## Requirement
Write out the full set of records below exactly.

## Records supplied
::::::

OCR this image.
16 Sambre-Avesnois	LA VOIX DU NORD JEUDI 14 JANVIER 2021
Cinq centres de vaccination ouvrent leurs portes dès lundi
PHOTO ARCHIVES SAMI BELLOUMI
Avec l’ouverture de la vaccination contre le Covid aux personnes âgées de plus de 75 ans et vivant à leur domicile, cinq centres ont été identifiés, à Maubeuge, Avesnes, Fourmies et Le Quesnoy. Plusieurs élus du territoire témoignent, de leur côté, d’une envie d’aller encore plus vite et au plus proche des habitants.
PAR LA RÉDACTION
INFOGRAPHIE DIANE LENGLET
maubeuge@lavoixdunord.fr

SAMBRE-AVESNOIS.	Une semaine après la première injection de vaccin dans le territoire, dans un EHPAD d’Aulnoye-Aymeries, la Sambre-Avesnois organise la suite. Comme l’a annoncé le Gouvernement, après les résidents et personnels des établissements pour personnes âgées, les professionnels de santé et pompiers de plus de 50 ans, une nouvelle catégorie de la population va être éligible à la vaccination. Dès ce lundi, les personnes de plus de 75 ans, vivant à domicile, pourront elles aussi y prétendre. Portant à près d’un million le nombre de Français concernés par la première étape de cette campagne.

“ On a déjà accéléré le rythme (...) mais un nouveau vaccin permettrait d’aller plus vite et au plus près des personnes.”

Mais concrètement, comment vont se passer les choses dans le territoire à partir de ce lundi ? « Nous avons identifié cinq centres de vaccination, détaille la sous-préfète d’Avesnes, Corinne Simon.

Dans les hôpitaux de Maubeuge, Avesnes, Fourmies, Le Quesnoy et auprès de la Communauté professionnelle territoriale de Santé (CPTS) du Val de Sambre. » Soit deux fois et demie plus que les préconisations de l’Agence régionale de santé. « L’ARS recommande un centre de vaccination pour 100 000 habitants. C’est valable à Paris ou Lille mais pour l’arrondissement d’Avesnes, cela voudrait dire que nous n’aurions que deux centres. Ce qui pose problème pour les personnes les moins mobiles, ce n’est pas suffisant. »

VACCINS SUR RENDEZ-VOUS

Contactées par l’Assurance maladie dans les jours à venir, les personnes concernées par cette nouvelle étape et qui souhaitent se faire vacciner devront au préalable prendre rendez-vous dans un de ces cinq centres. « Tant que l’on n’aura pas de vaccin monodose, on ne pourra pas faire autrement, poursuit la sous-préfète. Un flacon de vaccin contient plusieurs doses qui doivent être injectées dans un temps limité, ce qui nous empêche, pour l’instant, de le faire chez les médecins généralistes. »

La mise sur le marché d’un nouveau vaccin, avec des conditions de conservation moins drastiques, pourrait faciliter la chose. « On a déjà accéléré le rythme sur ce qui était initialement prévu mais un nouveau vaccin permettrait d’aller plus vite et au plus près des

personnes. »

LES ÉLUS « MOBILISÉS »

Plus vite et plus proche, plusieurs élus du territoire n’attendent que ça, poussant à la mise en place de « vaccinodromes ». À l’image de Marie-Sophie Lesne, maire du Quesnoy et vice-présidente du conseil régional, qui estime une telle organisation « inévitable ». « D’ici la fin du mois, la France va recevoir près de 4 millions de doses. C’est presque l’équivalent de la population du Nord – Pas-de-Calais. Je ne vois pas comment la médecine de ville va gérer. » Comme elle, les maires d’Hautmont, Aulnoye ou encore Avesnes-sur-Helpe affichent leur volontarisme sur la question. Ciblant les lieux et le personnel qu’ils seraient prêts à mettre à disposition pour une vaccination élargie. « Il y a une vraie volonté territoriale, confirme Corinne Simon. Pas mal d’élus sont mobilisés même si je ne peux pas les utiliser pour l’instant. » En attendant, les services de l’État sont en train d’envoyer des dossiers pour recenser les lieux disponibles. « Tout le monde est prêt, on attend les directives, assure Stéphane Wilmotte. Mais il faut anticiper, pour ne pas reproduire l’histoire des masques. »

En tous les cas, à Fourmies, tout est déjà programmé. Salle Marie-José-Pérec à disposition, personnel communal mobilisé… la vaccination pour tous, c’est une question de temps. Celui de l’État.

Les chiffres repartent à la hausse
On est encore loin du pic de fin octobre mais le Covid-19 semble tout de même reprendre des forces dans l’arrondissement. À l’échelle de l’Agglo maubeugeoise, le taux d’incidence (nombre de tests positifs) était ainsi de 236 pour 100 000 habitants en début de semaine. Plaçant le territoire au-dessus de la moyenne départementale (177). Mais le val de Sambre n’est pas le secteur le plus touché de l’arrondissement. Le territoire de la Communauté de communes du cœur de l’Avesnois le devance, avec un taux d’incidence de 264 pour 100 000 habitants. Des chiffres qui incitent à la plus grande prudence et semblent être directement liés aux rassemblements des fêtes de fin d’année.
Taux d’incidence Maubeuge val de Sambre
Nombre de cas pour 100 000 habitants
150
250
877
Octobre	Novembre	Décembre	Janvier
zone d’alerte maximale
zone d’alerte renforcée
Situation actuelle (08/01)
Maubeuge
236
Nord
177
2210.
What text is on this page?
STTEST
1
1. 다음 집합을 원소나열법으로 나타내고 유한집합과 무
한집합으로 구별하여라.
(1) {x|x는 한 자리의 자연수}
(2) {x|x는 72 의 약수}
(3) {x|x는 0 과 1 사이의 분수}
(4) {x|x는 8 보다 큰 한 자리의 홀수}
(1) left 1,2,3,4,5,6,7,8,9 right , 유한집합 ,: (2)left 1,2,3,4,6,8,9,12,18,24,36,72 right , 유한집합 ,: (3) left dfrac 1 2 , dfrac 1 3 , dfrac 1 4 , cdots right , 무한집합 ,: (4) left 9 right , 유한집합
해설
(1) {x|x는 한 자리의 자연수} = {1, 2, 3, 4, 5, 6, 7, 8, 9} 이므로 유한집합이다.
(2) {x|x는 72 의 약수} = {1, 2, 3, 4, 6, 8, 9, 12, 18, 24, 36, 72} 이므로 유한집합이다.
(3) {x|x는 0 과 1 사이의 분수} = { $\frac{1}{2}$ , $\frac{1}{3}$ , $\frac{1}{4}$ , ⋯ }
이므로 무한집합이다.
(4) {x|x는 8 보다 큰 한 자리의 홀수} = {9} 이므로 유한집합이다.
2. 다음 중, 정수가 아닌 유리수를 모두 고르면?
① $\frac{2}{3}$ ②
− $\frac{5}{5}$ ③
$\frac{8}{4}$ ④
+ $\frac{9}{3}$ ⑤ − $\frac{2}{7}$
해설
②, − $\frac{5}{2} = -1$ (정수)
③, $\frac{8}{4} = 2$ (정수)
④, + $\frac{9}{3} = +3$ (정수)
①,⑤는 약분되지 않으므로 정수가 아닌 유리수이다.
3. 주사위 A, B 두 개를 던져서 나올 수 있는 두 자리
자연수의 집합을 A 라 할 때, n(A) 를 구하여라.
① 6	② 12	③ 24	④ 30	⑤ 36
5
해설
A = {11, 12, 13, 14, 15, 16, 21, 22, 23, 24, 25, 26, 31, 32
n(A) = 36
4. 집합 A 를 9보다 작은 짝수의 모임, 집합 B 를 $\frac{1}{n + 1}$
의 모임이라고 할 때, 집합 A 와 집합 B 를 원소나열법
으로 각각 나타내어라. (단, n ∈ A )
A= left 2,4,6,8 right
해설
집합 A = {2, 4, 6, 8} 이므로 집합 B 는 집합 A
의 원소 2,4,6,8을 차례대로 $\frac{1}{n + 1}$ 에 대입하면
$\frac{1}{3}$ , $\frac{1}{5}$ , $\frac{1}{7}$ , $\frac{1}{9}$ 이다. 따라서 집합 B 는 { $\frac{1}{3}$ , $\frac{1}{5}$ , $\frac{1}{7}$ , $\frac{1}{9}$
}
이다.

::::::

## Full answer
OCR this image.
16 Sambre-Avesnois	LA VOIX DU NORD JEUDI 14 JANVIER 2021
Cinq centres de vaccination ouvrent leurs portes dès lundi
PHOTO ARCHIVES SAMI BELLOUMI
Avec l’ouverture de la vaccination contre le Covid aux personnes âgées de plus de 75 ans et vivant à leur domicile, cinq centres ont été identifiés, à Maubeuge, Avesnes, Fourmies et Le Quesnoy. Plusieurs élus du territoire témoignent, de leur côté, d’une envie d’aller encore plus vite et au plus proche des habitants.
PAR LA RÉDACTION
INFOGRAPHIE DIANE LENGLET
maubeuge@lavoixdunord.fr

SAMBRE-AVESNOIS.	Une semaine après la première injection de vaccin dans le territoire, dans un EHPAD d’Aulnoye-Aymeries, la Sambre-Avesnois organise la suite. Comme l’a annoncé le Gouvernement, après les résidents et personnels des établissements pour personnes âgées, les professionnels de santé et pompiers de plus de 50 ans, une nouvelle catégorie de la population va être éligible à la vaccination. Dès ce lundi, les personnes de plus de 75 ans, vivant à domicile, pourront elles aussi y prétendre. Portant à près d’un million le nombre de Français concernés par la première étape de cette campagne.

“ On a déjà accéléré le rythme (...) mais un nouveau vaccin permettrait d’aller plus vite et au plus près des personnes.”

Mais concrètement, comment vont se passer les choses dans le territoire à partir de ce lundi ? « Nous avons identifié cinq centres de vaccination, détaille la sous-préfète d’Avesnes, Corinne Simon.

Dans les hôpitaux de Maubeuge, Avesnes, Fourmies, Le Quesnoy et auprès de la Communauté professionnelle territoriale de Santé (CPTS) du Val de Sambre. » Soit deux fois et demie plus que les préconisations de l’Agence régionale de santé. « L’ARS recommande un centre de vaccination pour 100 000 habitants. C’est valable à Paris ou Lille mais pour l’arrondissement d’Avesnes, cela voudrait dire que nous n’aurions que deux centres. Ce qui pose problème pour les personnes les moins mobiles, ce n’est pas suffisant. »

VACCINS SUR RENDEZ-VOUS

Contactées par l’Assurance maladie dans les jours à venir, les personnes concernées par cette nouvelle étape et qui souhaitent se faire vacciner devront au préalable prendre rendez-vous dans un de ces cinq centres. « Tant que l’on n’aura pas de vaccin monodose, on ne pourra pas faire autrement, poursuit la sous-préfète. Un flacon de vaccin contient plusieurs doses qui doivent être injectées dans un temps limité, ce qui nous empêche, pour l’instant, de le faire chez les médecins généralistes. »

La mise sur le marché d’un nouveau vaccin, avec des conditions de conservation moins drastiques, pourrait faciliter la chose. « On a déjà accéléré le rythme sur ce qui était initialement prévu mais un nouveau vaccin permettrait d’aller plus vite et au plus près des

personnes. »

LES ÉLUS « MOBILISÉS »

Plus vite et plus proche, plusieurs élus du territoire n’attendent que ça, poussant à la mise en place de « vaccinodromes ». À l’image de Marie-Sophie Lesne, maire du Quesnoy et vice-présidente du conseil régional, qui estime une telle organisation « inévitable ». « D’ici la fin du mois, la France va recevoir près de 4 millions de doses. C’est presque l’équivalent de la population du Nord – Pas-de-Calais. Je ne vois pas comment la médecine de ville va gérer. » Comme elle, les maires d’Hautmont, Aulnoye ou encore Avesnes-sur-Helpe affichent leur volontarisme sur la question. Ciblant les lieux et le personnel qu’ils seraient prêts à mettre à disposition pour une vaccination élargie. « Il y a une vraie volonté territoriale, confirme Corinne Simon. Pas mal d’élus sont mobilisés même si je ne peux pas les utiliser pour l’instant. » En attendant, les services de l’État sont en train d’envoyer des dossiers pour recenser les lieux disponibles. « Tout le monde est prêt, on attend les directives, assure Stéphane Wilmotte. Mais il faut anticiper, pour ne pas reproduire l’histoire des masques. »

En tous les cas, à Fourmies, tout est déjà programmé. Salle Marie-José-Pérec à disposition, personnel communal mobilisé… la vaccination pour tous, c’est une question de temps. Celui de l’État.

Les chiffres repartent à la hausse
On est encore loin du pic de fin octobre mais le Covid-19 semble tout de même reprendre des forces dans l’arrondissement. À l’échelle de l’Agglo maubeugeoise, le taux d’incidence (nombre de tests positifs) était ainsi de 236 pour 100 000 habitants en début de semaine. Plaçant le territoire au-dessus de la moyenne départementale (177). Mais le val de Sambre n’est pas le secteur le plus touché de l’arrondissement. Le territoire de la Communauté de communes du cœur de l’Avesnois le devance, avec un taux d’incidence de 264 pour 100 000 habitants. Des chiffres qui incitent à la plus grande prudence et semblent être directement liés aux rassemblements des fêtes de fin d’année.
Taux d’incidence Maubeuge val de Sambre
Nombre de cas pour 100 000 habitants
150
250
877
Octobre	Novembre	Décembre	Janvier
zone d’alerte maximale
zone d’alerte renforcée
Situation actuelle (08/01)
Maubeuge
236
Nord
177
2210.
What text is on this page?
STTEST
1
1. 다음 집합을 원소나열법으로 나타내고 유한집합과 무
한집합으로 구별하여라.
(1) {x|x는 한 자리의 자연수}
(2) {x|x는 72 의 약수}
(3) {x|x는 0 과 1 사이의 분수}
(4) {x|x는 8 보다 큰 한 자리의 홀수}
(1) left 1,2,3,4,5,6,7,8,9 right , 유한집합 ,: (2)left 1,2,3,4,6,8,9,12,18,24,36,72 right , 유한집합 ,: (3) left dfrac 1 2 , dfrac 1 3 , dfrac 1 4 , cdots right , 무한집합 ,: (4) left 9 right , 유한집합
해설
(1) {x|x는 한 자리의 자연수} = {1, 2, 3, 4, 5, 6, 7, 8, 9} 이므로 유한집합이다.
(2) {x|x는 72 의 약수} = {1, 2, 3, 4, 6, 8, 9, 12, 18, 24, 36, 72} 이므로 유한집합이다.
(3) {x|x는 0 과 1 사이의 분수} = { $\frac{1}{2}$ , $\frac{1}{3}$ , $\frac{1}{4}$ , ⋯ }
이므로 무한집합이다.
(4) {x|x는 8 보다 큰 한 자리의 홀수} = {9} 이므로 유한집합이다.
2. 다음 중, 정수가 아닌 유리수를 모두 고르면?
① $\frac{2}{3}$ ②
− $\frac{5}{5}$ ③
$\frac{8}{4}$ ④
+ $\frac{9}{3}$ ⑤ − $\frac{2}{7}$
해설
②, − $\frac{5}{2} = -1$ (정수)
③, $\frac{8}{4} = 2$ (정수)
④, + $\frac{9}{3} = +3$ (정수)
①,⑤는 약분되지 않으므로 정수가 아닌 유리수이다.
3. 주사위 A, B 두 개를 던져서 나올 수 있는 두 자리
자연수의 집합을 A 라 할 때, n(A) 를 구하여라.
① 6	② 12	③ 24	④ 30	⑤ 36
5
해설
A = {11, 12, 13, 14, 15, 16, 21, 22, 23, 24, 25, 26, 31, 32
n(A) = 36
4. 집합 A 를 9보다 작은 짝수의 모임, 집합 B 를 $\frac{1}{n + 1}$
의 모임이라고 할 때, 집합 A 와 집합 B 를 원소나열법
으로 각각 나타내어라. (단, n ∈ A )
A= left 2,4,6,8 right
해설
집합 A = {2, 4, 6, 8} 이므로 집합 B 는 집합 A
의 원소 2,4,6,8을 차례대로 $\frac{1}{n + 1}$ 에 대입하면
$\frac{1}{3}$ , $\frac{1}{5}$ , $\frac{1}{7}$ , $\frac{1}{9}$ 이다. 따라서 집합 B 는 { $\frac{1}{3}$ , $\frac{1}{5}$ , $\frac{1}{7}$ , $\frac{1}{9}$
}
이다.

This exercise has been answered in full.